## DATASET
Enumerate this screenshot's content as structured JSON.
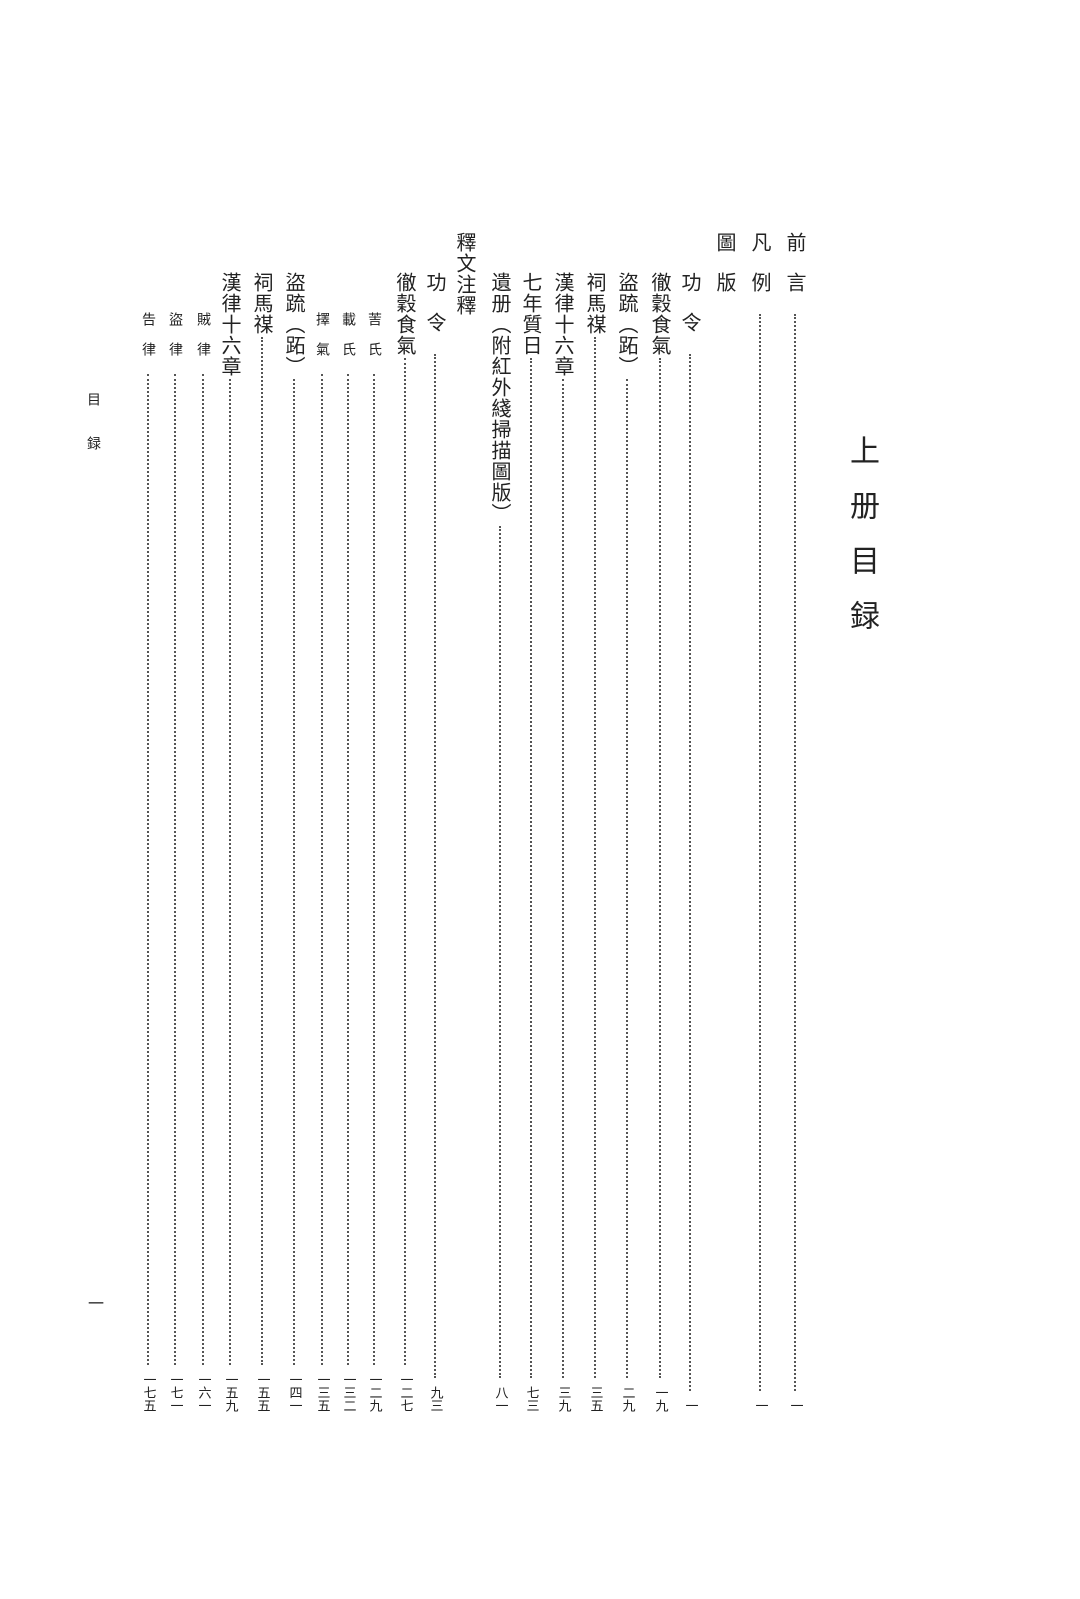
{
  "title": "上册目録",
  "running_head": "目録",
  "page_number": "一",
  "entries": [
    {
      "title": "前言",
      "page": "一",
      "level": 1
    },
    {
      "title": "凡例",
      "page": "一",
      "level": 1
    },
    {
      "title": "圖版",
      "page": "",
      "level": 1
    },
    {
      "title": "功令",
      "page": "一",
      "level": 2
    },
    {
      "title": "徹穀食氣",
      "page": "一九",
      "level": 2
    },
    {
      "title": "盜䟽（跖）",
      "page": "二九",
      "level": 2
    },
    {
      "title": "祠馬禖",
      "page": "三五",
      "level": 2
    },
    {
      "title": "漢律十六章",
      "page": "三九",
      "level": 2
    },
    {
      "title": "七年質日",
      "page": "七三",
      "level": 2
    },
    {
      "title": "遺册（附紅外綫掃描圖版）",
      "page": "八一",
      "level": 2
    },
    {
      "title": "釋文注釋",
      "page": "",
      "level": 1
    },
    {
      "title": "功令",
      "page": "九三",
      "level": 2
    },
    {
      "title": "徹穀食氣",
      "page": "一二七",
      "level": 2
    },
    {
      "title": "䓀氏",
      "page": "一二九",
      "level": 3
    },
    {
      "title": "載氏",
      "page": "一三二",
      "level": 3
    },
    {
      "title": "擇氣",
      "page": "一三五",
      "level": 3
    },
    {
      "title": "盜䟽（跖）",
      "page": "一四一",
      "level": 2
    },
    {
      "title": "祠馬禖",
      "page": "一五五",
      "level": 2
    },
    {
      "title": "漢律十六章",
      "page": "一五九",
      "level": 2
    },
    {
      "title": "賊律",
      "page": "一六一",
      "level": 3
    },
    {
      "title": "盜律",
      "page": "一七一",
      "level": 3
    },
    {
      "title": "告律",
      "page": "一七五",
      "level": 3
    }
  ]
}
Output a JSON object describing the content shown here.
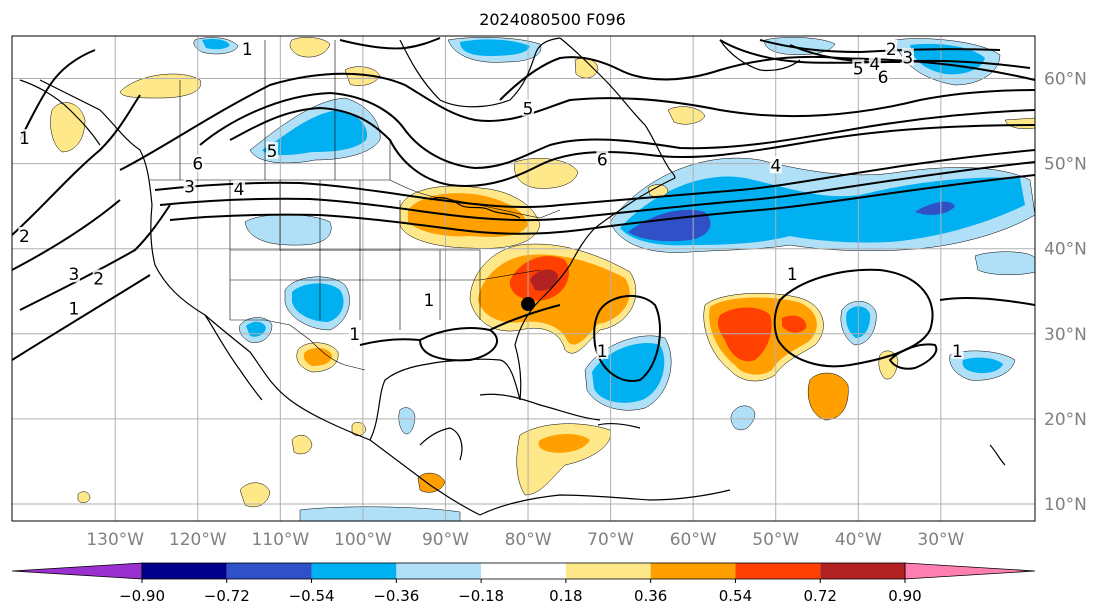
{
  "title": "2024080500 F096",
  "map": {
    "lon_ticks": [
      {
        "lon": -130,
        "label": "130°W"
      },
      {
        "lon": -120,
        "label": "120°W"
      },
      {
        "lon": -110,
        "label": "110°W"
      },
      {
        "lon": -100,
        "label": "100°W"
      },
      {
        "lon": -90,
        "label": "90°W"
      },
      {
        "lon": -80,
        "label": "80°W"
      },
      {
        "lon": -70,
        "label": "70°W"
      },
      {
        "lon": -60,
        "label": "60°W"
      },
      {
        "lon": -50,
        "label": "50°W"
      },
      {
        "lon": -40,
        "label": "40°W"
      },
      {
        "lon": -30,
        "label": "30°W"
      }
    ],
    "lat_ticks": [
      {
        "lat": 60,
        "label": "60°N"
      },
      {
        "lat": 50,
        "label": "50°N"
      },
      {
        "lat": 40,
        "label": "40°N"
      },
      {
        "lat": 30,
        "label": "30°N"
      },
      {
        "lat": 20,
        "label": "20°N"
      },
      {
        "lat": 10,
        "label": "10°N"
      }
    ],
    "colors": {
      "grid": "#b0b0b0",
      "tick_label": "#808080",
      "contour": "#000000",
      "coast": "#000000"
    },
    "storm_marker": {
      "lon": -80.0,
      "lat": 33.5
    }
  },
  "colorbar": {
    "labels": [
      "−0.90",
      "−0.72",
      "−0.54",
      "−0.36",
      "−0.18",
      "0.18",
      "0.36",
      "0.54",
      "0.72",
      "0.90"
    ],
    "under_color": "#9b30d0",
    "over_color": "#ff80b0",
    "colors": [
      "#00008b",
      "#3050c8",
      "#00b0f0",
      "#b0e0f8",
      "#ffffff",
      "#ffe88a",
      "#ffa000",
      "#ff4000",
      "#b22222"
    ]
  },
  "contour_labels": [
    {
      "text": "1",
      "lon": -114,
      "lat": 63.5
    },
    {
      "text": "2",
      "lon": -36,
      "lat": 63.5
    },
    {
      "text": "3",
      "lon": -34,
      "lat": 62.5
    },
    {
      "text": "4",
      "lon": -38,
      "lat": 61.7
    },
    {
      "text": "5",
      "lon": -40,
      "lat": 61.2
    },
    {
      "text": "6",
      "lon": -37,
      "lat": 60.2
    },
    {
      "text": "5",
      "lon": -80,
      "lat": 56.5
    },
    {
      "text": "6",
      "lon": -71,
      "lat": 50.5
    },
    {
      "text": "4",
      "lon": -50,
      "lat": 49.8
    },
    {
      "text": "5",
      "lon": -111,
      "lat": 51.5
    },
    {
      "text": "6",
      "lon": -120,
      "lat": 50
    },
    {
      "text": "3",
      "lon": -121,
      "lat": 47.3
    },
    {
      "text": "4",
      "lon": -115,
      "lat": 47
    },
    {
      "text": "1",
      "lon": -141,
      "lat": 53
    },
    {
      "text": "2",
      "lon": -141,
      "lat": 41.5
    },
    {
      "text": "3",
      "lon": -135,
      "lat": 37
    },
    {
      "text": "2",
      "lon": -132,
      "lat": 36.5
    },
    {
      "text": "1",
      "lon": -135,
      "lat": 33
    },
    {
      "text": "1",
      "lon": -92,
      "lat": 34
    },
    {
      "text": "1",
      "lon": -101,
      "lat": 30
    },
    {
      "text": "1",
      "lon": -71,
      "lat": 28
    },
    {
      "text": "1",
      "lon": -48,
      "lat": 37
    },
    {
      "text": "1",
      "lon": -28,
      "lat": 28
    }
  ]
}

## WORK TO BE COMPLETED
List every line above that holds the word "content".

## ANSWER FOR THIS EXERCISE
Enumerate this screenshot's content as structured JSON.
Output a JSON object describing the content shown here.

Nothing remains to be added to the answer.